*** Material provided
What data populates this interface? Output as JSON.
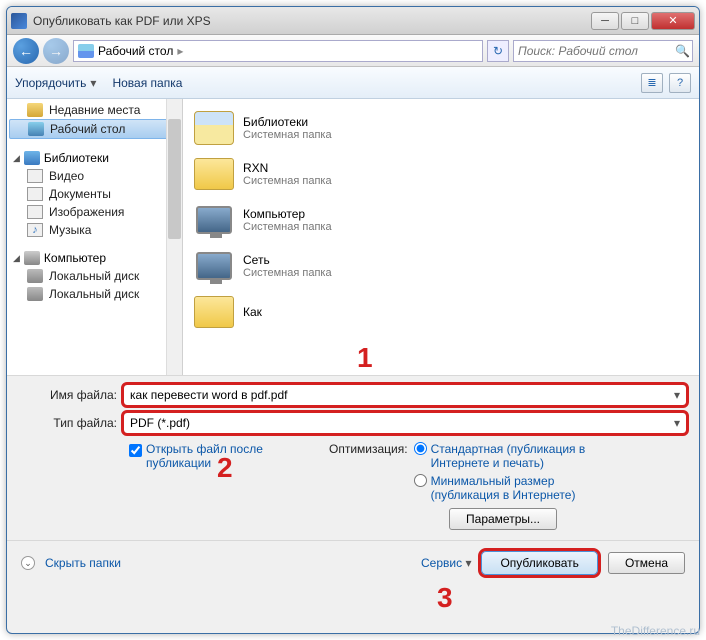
{
  "title": "Опубликовать как PDF или XPS",
  "winbtns": {
    "min": "─",
    "max": "□",
    "close": "✕"
  },
  "nav": {
    "back": "←",
    "fwd": "→",
    "refresh": "↻"
  },
  "address": {
    "location": "Рабочий стол",
    "sep": "▸"
  },
  "search": {
    "placeholder": "Поиск: Рабочий стол",
    "icon": "🔍"
  },
  "toolbar": {
    "organize": "Упорядочить",
    "newfolder": "Новая папка",
    "view_icon": "≣",
    "help_icon": "?"
  },
  "sidebar": {
    "recent": "Недавние места",
    "desktop": "Рабочий стол",
    "group_lib": "Библиотеки",
    "video": "Видео",
    "docs": "Документы",
    "images": "Изображения",
    "music": "Музыка",
    "group_comp": "Компьютер",
    "disk1": "Локальный диск",
    "disk2": "Локальный диск"
  },
  "files": {
    "lib": {
      "name": "Библиотеки",
      "type": "Системная папка"
    },
    "rxn": {
      "name": "RXN",
      "type": "Системная папка"
    },
    "comp": {
      "name": "Компьютер",
      "type": "Системная папка"
    },
    "net": {
      "name": "Сеть",
      "type": "Системная папка"
    },
    "kak": {
      "name": "Как",
      "type": ""
    }
  },
  "fields": {
    "filename_label": "Имя файла:",
    "filename_value": "как перевести word в pdf.pdf",
    "filetype_label": "Тип файла:",
    "filetype_value": "PDF (*.pdf)"
  },
  "options": {
    "open_after": "Открыть файл после публикации",
    "optimization": "Оптимизация:",
    "standard": "Стандартная (публикация в Интернете и печать)",
    "minimal": "Минимальный размер (публикация в Интернете)",
    "params": "Параметры..."
  },
  "footer": {
    "hide": "Скрыть папки",
    "tools": "Сервис",
    "publish": "Опубликовать",
    "cancel": "Отмена"
  },
  "annotations": {
    "n1": "1",
    "n2": "2",
    "n3": "3"
  },
  "watermark": "TheDifference.ru"
}
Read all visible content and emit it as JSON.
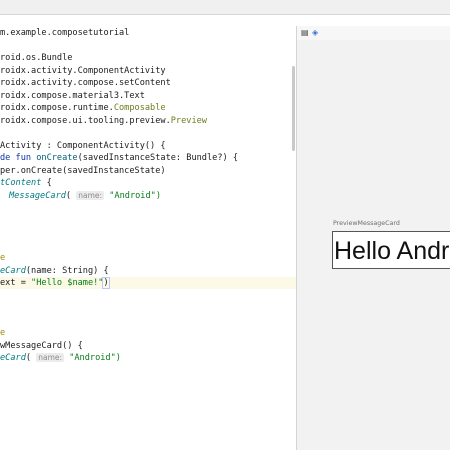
{
  "editor": {
    "lines": {
      "l1": "m.example.composetutorial",
      "l2": "roid.os.Bundle",
      "l3": "roidx.activity.ComponentActivity",
      "l4": "roidx.activity.compose.setContent",
      "l5": "roidx.compose.material3.Text",
      "l6a": "roidx.compose.runtime.",
      "l6b": "Composable",
      "l7a": "roidx.compose.ui.tooling.preview.",
      "l7b": "Preview",
      "l8": "Activity : ComponentActivity() {",
      "l9a": "de fun ",
      "l9b": "onCreate",
      "l9c": "(savedInstanceState: Bundle?) {",
      "l10": "per.onCreate(savedInstanceState)",
      "l11a": "tContent",
      "l11b": " {",
      "l12a": "MessageCard",
      "l12b": "( ",
      "l12hint": "name:",
      "l12c": " \"Android\")",
      "l13": "e",
      "l14a": "eCard",
      "l14b": "(name: String) {",
      "l15a": "ext = ",
      "l15b": "\"Hello $name!\"",
      "l15c": ")",
      "l16": "e",
      "l17": "wMessageCard() {",
      "l18a": "eCard",
      "l18b": "( ",
      "l18hint": "name:",
      "l18c": " \"Android\")"
    }
  },
  "preview": {
    "label": "PreviewMessageCard",
    "text": "Hello Android"
  },
  "toolbar": {
    "icon1": "▤",
    "icon2": "◈"
  }
}
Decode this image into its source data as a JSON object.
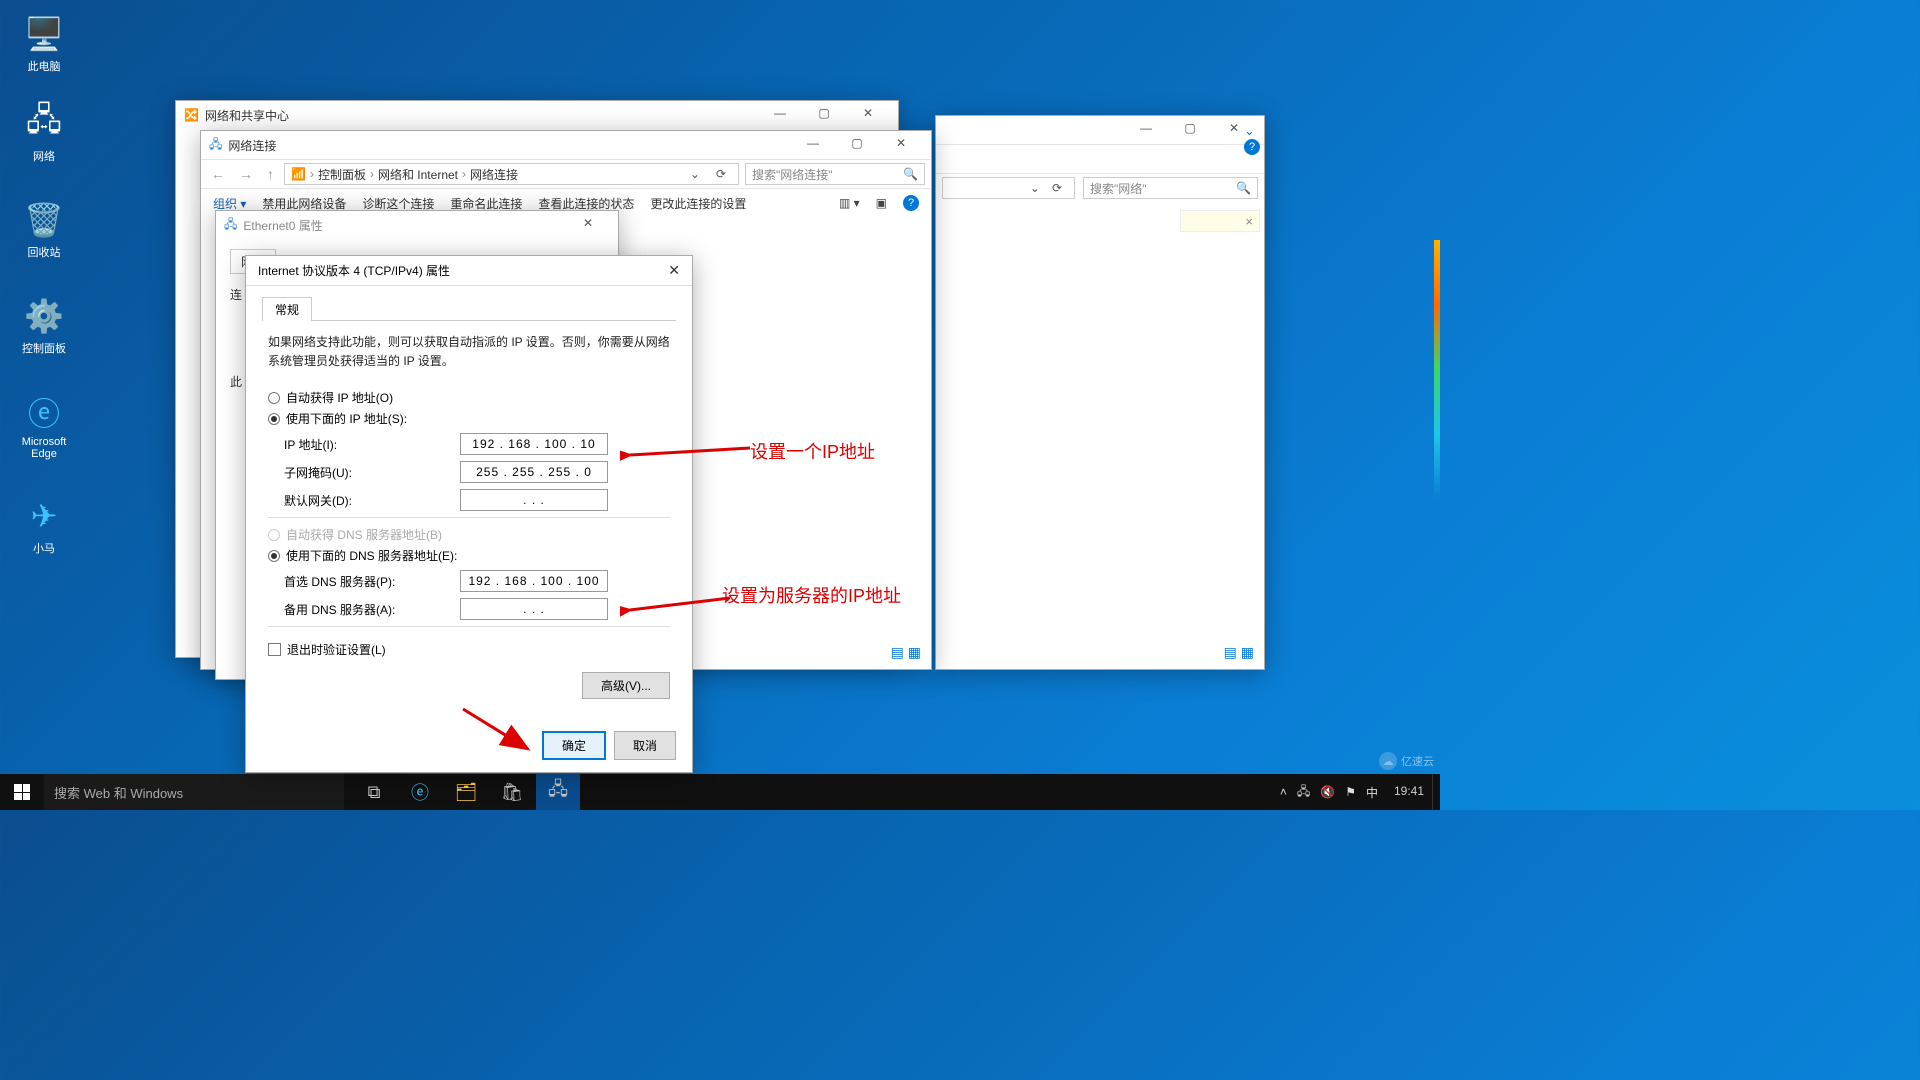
{
  "desktop": {
    "this_pc": "此电脑",
    "network": "网络",
    "recycle": "回收站",
    "cpanel": "控制面板",
    "edge": "Microsoft Edge",
    "xiaoma": "小马"
  },
  "win_nsc": {
    "title": "网络和共享中心"
  },
  "win_shell": {
    "search_placeholder": "搜索\"网络\"",
    "close_x": "×"
  },
  "win_nc": {
    "title": "网络连接",
    "crumbs": [
      "控制面板",
      "网络和 Internet",
      "网络连接"
    ],
    "search_placeholder": "搜索\"网络连接\"",
    "cmdbar": {
      "organize": "组织 ▾",
      "disable": "禁用此网络设备",
      "diagnose": "诊断这个连接",
      "rename": "重命名此连接",
      "status": "查看此连接的状态",
      "change": "更改此连接的设置"
    }
  },
  "win_ethprop": {
    "title": "Ethernet0 属性",
    "net_label": "网络",
    "connect_label": "连",
    "this_label": "此"
  },
  "ipv4": {
    "title": "Internet 协议版本 4 (TCP/IPv4) 属性",
    "tab": "常规",
    "desc": "如果网络支持此功能，则可以获取自动指派的 IP 设置。否则，你需要从网络系统管理员处获得适当的 IP 设置。",
    "radio_auto_ip": "自动获得 IP 地址(O)",
    "radio_manual_ip": "使用下面的 IP 地址(S):",
    "lbl_ip": "IP 地址(I):",
    "lbl_mask": "子网掩码(U):",
    "lbl_gw": "默认网关(D):",
    "val_ip": "192 . 168 . 100 .  10",
    "val_mask": "255 . 255 . 255 .   0",
    "val_gw": ".        .        .",
    "radio_auto_dns": "自动获得 DNS 服务器地址(B)",
    "radio_manual_dns": "使用下面的 DNS 服务器地址(E):",
    "lbl_dns1": "首选 DNS 服务器(P):",
    "lbl_dns2": "备用 DNS 服务器(A):",
    "val_dns1": "192 . 168 . 100 . 100",
    "val_dns2": ".        .        .",
    "chk_exit": "退出时验证设置(L)",
    "btn_adv": "高级(V)...",
    "btn_ok": "确定",
    "btn_cancel": "取消"
  },
  "annot": {
    "a1": "设置一个IP地址",
    "a2": "设置为服务器的IP地址"
  },
  "taskbar": {
    "search": "搜索 Web 和 Windows",
    "clock": "19:41",
    "ime": "中"
  },
  "watermark": "亿速云"
}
******
» **Stated problem**
Transcribe every entry word for word, but skip the pictures.

» **Result for this exercise**
What data populates this interface? Output as JSON.
{
  "title": "Опубликовать как PDF или XPS",
  "winbtns": {
    "min": "─",
    "max": "□",
    "close": "✕"
  },
  "nav": {
    "back": "←",
    "fwd": "→",
    "refresh": "↻"
  },
  "address": {
    "location": "Рабочий стол",
    "sep": "▸"
  },
  "search": {
    "placeholder": "Поиск: Рабочий стол",
    "icon": "🔍"
  },
  "toolbar": {
    "organize": "Упорядочить",
    "newfolder": "Новая папка",
    "view_icon": "≣",
    "help_icon": "?"
  },
  "sidebar": {
    "recent": "Недавние места",
    "desktop": "Рабочий стол",
    "group_lib": "Библиотеки",
    "video": "Видео",
    "docs": "Документы",
    "images": "Изображения",
    "music": "Музыка",
    "group_comp": "Компьютер",
    "disk1": "Локальный диск",
    "disk2": "Локальный диск"
  },
  "files": {
    "lib": {
      "name": "Библиотеки",
      "type": "Системная папка"
    },
    "rxn": {
      "name": "RXN",
      "type": "Системная папка"
    },
    "comp": {
      "name": "Компьютер",
      "type": "Системная папка"
    },
    "net": {
      "name": "Сеть",
      "type": "Системная папка"
    },
    "kak": {
      "name": "Как",
      "type": ""
    }
  },
  "fields": {
    "filename_label": "Имя файла:",
    "filename_value": "как перевести word в pdf.pdf",
    "filetype_label": "Тип файла:",
    "filetype_value": "PDF (*.pdf)"
  },
  "options": {
    "open_after": "Открыть файл после публикации",
    "optimization": "Оптимизация:",
    "standard": "Стандартная (публикация в Интернете и печать)",
    "minimal": "Минимальный размер (публикация в Интернете)",
    "params": "Параметры..."
  },
  "footer": {
    "hide": "Скрыть папки",
    "tools": "Сервис",
    "publish": "Опубликовать",
    "cancel": "Отмена"
  },
  "annotations": {
    "n1": "1",
    "n2": "2",
    "n3": "3"
  },
  "watermark": "TheDifference.ru"
}
Read all visible content and emit it as JSON.
{
  "editor": {
    "lines": {
      "l1": "m.example.composetutorial",
      "l2": "roid.os.Bundle",
      "l3": "roidx.activity.ComponentActivity",
      "l4": "roidx.activity.compose.setContent",
      "l5": "roidx.compose.material3.Text",
      "l6a": "roidx.compose.runtime.",
      "l6b": "Composable",
      "l7a": "roidx.compose.ui.tooling.preview.",
      "l7b": "Preview",
      "l8": "Activity : ComponentActivity() {",
      "l9a": "de fun ",
      "l9b": "onCreate",
      "l9c": "(savedInstanceState: Bundle?) {",
      "l10": "per.onCreate(savedInstanceState)",
      "l11a": "tContent",
      "l11b": " {",
      "l12a": "MessageCard",
      "l12b": "( ",
      "l12hint": "name:",
      "l12c": " \"Android\")",
      "l13": "e",
      "l14a": "eCard",
      "l14b": "(name: String) {",
      "l15a": "ext = ",
      "l15b": "\"Hello $name!\"",
      "l15c": ")",
      "l16": "e",
      "l17": "wMessageCard() {",
      "l18a": "eCard",
      "l18b": "( ",
      "l18hint": "name:",
      "l18c": " \"Android\")"
    }
  },
  "preview": {
    "label": "PreviewMessageCard",
    "text": "Hello Android"
  },
  "toolbar": {
    "icon1": "▤",
    "icon2": "◈"
  }
}
Decode this image into its source data as a JSON object.
{
  "desktop": {
    "this_pc": "此电脑",
    "network": "网络",
    "recycle": "回收站",
    "cpanel": "控制面板",
    "edge": "Microsoft Edge",
    "xiaoma": "小马"
  },
  "win_nsc": {
    "title": "网络和共享中心"
  },
  "win_shell": {
    "search_placeholder": "搜索\"网络\"",
    "close_x": "×"
  },
  "win_nc": {
    "title": "网络连接",
    "crumbs": [
      "控制面板",
      "网络和 Internet",
      "网络连接"
    ],
    "search_placeholder": "搜索\"网络连接\"",
    "cmdbar": {
      "organize": "组织 ▾",
      "disable": "禁用此网络设备",
      "diagnose": "诊断这个连接",
      "rename": "重命名此连接",
      "status": "查看此连接的状态",
      "change": "更改此连接的设置"
    }
  },
  "win_ethprop": {
    "title": "Ethernet0 属性",
    "net_label": "网络",
    "connect_label": "连",
    "this_label": "此"
  },
  "ipv4": {
    "title": "Internet 协议版本 4 (TCP/IPv4) 属性",
    "tab": "常规",
    "desc": "如果网络支持此功能，则可以获取自动指派的 IP 设置。否则，你需要从网络系统管理员处获得适当的 IP 设置。",
    "radio_auto_ip": "自动获得 IP 地址(O)",
    "radio_manual_ip": "使用下面的 IP 地址(S):",
    "lbl_ip": "IP 地址(I):",
    "lbl_mask": "子网掩码(U):",
    "lbl_gw": "默认网关(D):",
    "val_ip": "192 . 168 . 100 .  10",
    "val_mask": "255 . 255 . 255 .   0",
    "val_gw": ".        .        .",
    "radio_auto_dns": "自动获得 DNS 服务器地址(B)",
    "radio_manual_dns": "使用下面的 DNS 服务器地址(E):",
    "lbl_dns1": "首选 DNS 服务器(P):",
    "lbl_dns2": "备用 DNS 服务器(A):",
    "val_dns1": "192 . 168 . 100 . 100",
    "val_dns2": ".        .        .",
    "chk_exit": "退出时验证设置(L)",
    "btn_adv": "高级(V)...",
    "btn_ok": "确定",
    "btn_cancel": "取消"
  },
  "annot": {
    "a1": "设置一个IP地址",
    "a2": "设置为服务器的IP地址"
  },
  "taskbar": {
    "search": "搜索 Web 和 Windows",
    "clock": "19:41",
    "ime": "中"
  },
  "watermark": "亿速云"
}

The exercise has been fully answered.